So when we prayed for wisdom a moment ago, even though we didn’t feel like we became more wise, we didn’t do anything wrong. We actually did something very, very right. In praying for wisdom, we displayed that God is working to give us wisdom as we believe in Him. He was answering our prayer even as we prayed it.
I envy those who say that they never have any doubts. My thoughts are often plagued by doubts. I don’t know the future. I can’t accurately know the past. Heck, I often don’t even know the present! Sometimes I forget what I’m doing as I’m doing it!
So if I have the attitude of “I believe, help my unbelief,” it’s not so much that I doubt God, it’s that I doubt myself. I doubt my own attempt to examine all the evidence and come to the right conclusions.
So I think the question isn’t, “How do I stop doubting God?” At least that’s not the only question. The question, at least in part, is, “How do I stop doubting myself?” Or at least, “How do I doubt my doubts about God, and start believing what God has clearly promised?”
And check out what God promised in this passage. It says at the end of verse 5 that “God gives to all generously without reproach.” That means that He gives without looking down on us with disapproval. Even while we were yet sinners, Christ died for us. Even when we’re lacking, God loves us. He gives us wisdom when we lack wisdom. He gives us righteousness when we lack righteousness. And He gives us faith when we lack faith.
○ ○ ○ ○
### Task prompt:
Answer these questions about the excerpt on doubt and wisdom above:
1. What does the speaker say they sometimes forget even as they are doing it?
2. According to the end of verse 5, how does God give to all?
3. With the attitude "I believe, help my unbelief," whom does the speaker say they doubt, rather than God?

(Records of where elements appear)
○ ○ ○ ○
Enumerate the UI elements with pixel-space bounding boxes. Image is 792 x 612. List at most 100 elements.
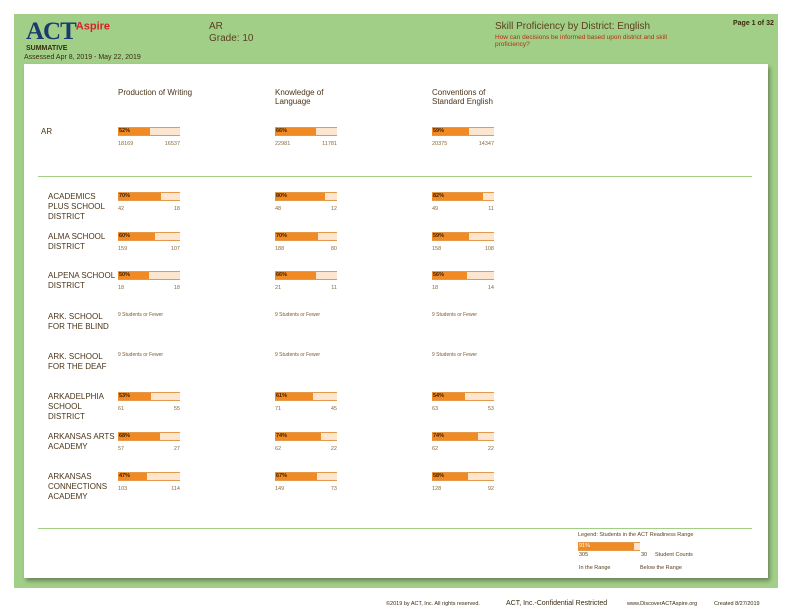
legend-in-label: In the Range <box>579 565 611 571</box>
legend-below-label: Below the Range <box>640 565 682 571</box>
percent-label: 74% <box>276 433 288 439</box>
created-date: Created 8/27/2019 <box>714 601 760 607</box>
below-range-count: 14 <box>487 285 494 291</box>
proficiency-bar: 67% <box>275 472 337 481</box>
small-count-note: 9 Students or Fewer <box>432 352 478 358</box>
proficiency-bar: 70% <box>118 192 180 201</box>
column-header: Production of Writing <box>118 88 193 97</box>
bar-fill <box>432 433 478 440</box>
proficiency-bar: 60% <box>118 232 180 241</box>
below-range-count: 18 <box>173 285 180 291</box>
state-name: AR <box>41 127 53 136</box>
small-count-note: 9 Students or Fewer <box>432 312 478 318</box>
percent-label: 70% <box>276 233 288 239</box>
proficiency-bar: 80% <box>275 192 337 201</box>
percent-label: 61% <box>276 393 288 399</box>
in-range-count: 62 <box>275 446 282 452</box>
district-name: ARK. SCHOOL FOR THE BLIND <box>48 312 109 331</box>
report-panel <box>24 64 768 578</box>
below-range-count: 114 <box>171 486 180 492</box>
proficiency-bar: 68% <box>118 432 180 441</box>
divider <box>38 528 752 529</box>
in-range-count: 128 <box>432 486 442 492</box>
proficiency-bar: 66% <box>275 271 337 280</box>
bar-fill <box>432 393 466 400</box>
below-range-count: 14347 <box>478 141 494 147</box>
proficiency-bar: 74% <box>432 432 494 441</box>
in-range-count: 18 <box>432 285 439 291</box>
percent-label: 47% <box>119 473 131 479</box>
assessed-dates: Assessed Apr 8, 2019 - May 22, 2019 <box>24 54 141 61</box>
bar-fill <box>118 272 149 279</box>
legend-title: Legend: Students in the ACT Readiness Ra… <box>578 532 694 538</box>
percent-label: 52% <box>119 128 131 134</box>
below-range-count: 16537 <box>164 141 180 147</box>
proficiency-bar: 74% <box>275 432 337 441</box>
bar-fill <box>118 128 151 135</box>
page-number: Page 1 of 32 <box>733 20 774 27</box>
grade-label: Grade: 10 <box>209 33 254 44</box>
percent-label: 91% <box>579 543 591 549</box>
percent-label: 70% <box>119 193 131 199</box>
in-range-count: 18169 <box>118 141 134 147</box>
bar-fill <box>432 473 468 480</box>
percent-label: 59% <box>433 128 445 134</box>
assessment-type: SUMMATIVE <box>26 45 68 52</box>
page-title: Skill Proficiency by District: English <box>495 21 651 32</box>
bar-fill <box>275 473 317 480</box>
in-range-count: 149 <box>275 486 285 492</box>
in-range-count: 63 <box>432 406 439 412</box>
below-range-count: 22 <box>487 446 494 452</box>
proficiency-bar: 54% <box>432 392 494 401</box>
percent-label: 67% <box>276 473 288 479</box>
proficiency-bar: 82% <box>432 192 494 201</box>
percent-label: 58% <box>433 473 445 479</box>
percent-label: 66% <box>276 272 288 278</box>
proficiency-bar: 58% <box>432 472 494 481</box>
in-range-count: 159 <box>118 246 128 252</box>
percent-label: 53% <box>119 393 131 399</box>
below-range-count: 107 <box>170 246 180 252</box>
bar-fill <box>432 193 483 200</box>
bar-fill <box>275 128 316 135</box>
in-range-count: 21 <box>275 285 282 291</box>
percent-label: 50% <box>119 272 131 278</box>
below-range-count: 18 <box>173 206 180 212</box>
below-range-count: 11781 <box>322 141 337 147</box>
legend-bar: 91% <box>578 542 640 551</box>
copyright: ©2019 by ACT, Inc. All rights reserved. <box>386 601 480 607</box>
proficiency-bar: 47% <box>118 472 180 481</box>
proficiency-bar: 59% <box>432 232 494 241</box>
proficiency-bar: 50% <box>118 271 180 280</box>
district-name: ALMA SCHOOL DISTRICT <box>48 232 106 251</box>
below-range-count: 80 <box>330 246 337 252</box>
bar-fill <box>432 128 469 135</box>
small-count-note: 9 Students or Fewer <box>118 312 164 318</box>
proficiency-bar: 59% <box>432 127 494 136</box>
in-range-count: 20375 <box>432 141 448 147</box>
bar-fill <box>432 233 469 240</box>
percent-label: 56% <box>433 272 445 278</box>
small-count-note: 9 Students or Fewer <box>275 312 321 318</box>
column-header: Knowledge of Language <box>275 88 324 106</box>
below-range-count: 53 <box>487 406 494 412</box>
percent-label: 59% <box>433 233 445 239</box>
below-range-count: 12 <box>330 206 337 212</box>
bar-fill <box>578 543 635 550</box>
proficiency-bar: 70% <box>275 232 337 241</box>
proficiency-bar: 56% <box>432 271 494 280</box>
below-range-count: 45 <box>330 406 337 412</box>
in-range-count: 103 <box>118 486 128 492</box>
below-range-count: 11 <box>331 285 337 291</box>
page-subtitle: How can decisions be informed based upon… <box>495 34 667 48</box>
bar-fill <box>118 433 161 440</box>
in-range-count: 158 <box>432 246 442 252</box>
confidential-label: ACT, Inc.-Confidential Restricted <box>506 600 608 607</box>
in-range-count: 48 <box>275 206 282 212</box>
percent-label: 60% <box>119 233 131 239</box>
bar-fill <box>118 393 151 400</box>
column-header: Conventions of Standard English <box>432 88 493 106</box>
bar-fill <box>275 433 321 440</box>
legend-in-count: 305 <box>579 552 589 558</box>
state-label: AR <box>209 21 223 32</box>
○ ○ ○ ○
### Correct result:
1. What they are doing.
2. Generously, without reproach.
3. Themselves.